Given instruction >> Copy each line exactly.

Records for this exercise >>
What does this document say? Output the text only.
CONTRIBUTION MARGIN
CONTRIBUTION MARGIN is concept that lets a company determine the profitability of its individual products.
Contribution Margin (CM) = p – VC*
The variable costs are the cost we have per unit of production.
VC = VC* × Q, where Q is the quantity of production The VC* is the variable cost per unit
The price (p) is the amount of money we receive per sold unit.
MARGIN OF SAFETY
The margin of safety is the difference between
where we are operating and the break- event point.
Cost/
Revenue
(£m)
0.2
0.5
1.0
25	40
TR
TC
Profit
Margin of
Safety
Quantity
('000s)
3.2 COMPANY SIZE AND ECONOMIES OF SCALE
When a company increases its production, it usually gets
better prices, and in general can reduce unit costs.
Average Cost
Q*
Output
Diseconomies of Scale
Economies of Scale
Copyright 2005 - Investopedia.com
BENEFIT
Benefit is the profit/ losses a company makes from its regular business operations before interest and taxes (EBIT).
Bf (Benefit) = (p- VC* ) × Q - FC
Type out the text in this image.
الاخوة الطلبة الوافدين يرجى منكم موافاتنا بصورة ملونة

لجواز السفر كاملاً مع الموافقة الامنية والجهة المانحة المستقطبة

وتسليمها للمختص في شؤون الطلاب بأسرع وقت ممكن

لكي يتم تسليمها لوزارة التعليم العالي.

Task solution >>
What does this document say? Output the text only.
CONTRIBUTION MARGIN
CONTRIBUTION MARGIN is concept that lets a company determine the profitability of its individual products.
Contribution Margin (CM) = p – VC*
The variable costs are the cost we have per unit of production.
VC = VC* × Q, where Q is the quantity of production The VC* is the variable cost per unit
The price (p) is the amount of money we receive per sold unit.
MARGIN OF SAFETY
The margin of safety is the difference between
where we are operating and the break- event point.
Cost/
Revenue
(£m)
0.2
0.5
1.0
25	40
TR
TC
Profit
Margin of
Safety
Quantity
('000s)
3.2 COMPANY SIZE AND ECONOMIES OF SCALE
When a company increases its production, it usually gets
better prices, and in general can reduce unit costs.
Average Cost
Q*
Output
Diseconomies of Scale
Economies of Scale
Copyright 2005 - Investopedia.com
BENEFIT
Benefit is the profit/ losses a company makes from its regular business operations before interest and taxes (EBIT).
Bf (Benefit) = (p- VC* ) × Q - FC
Type out the text in this image.
الاخوة الطلبة الوافدين يرجى منكم موافاتنا بصورة ملونة

لجواز السفر كاملاً مع الموافقة الامنية والجهة المانحة المستقطبة

وتسليمها للمختص في شؤون الطلاب بأسرع وقت ممكن

لكي يتم تسليمها لوزارة التعليم العالي.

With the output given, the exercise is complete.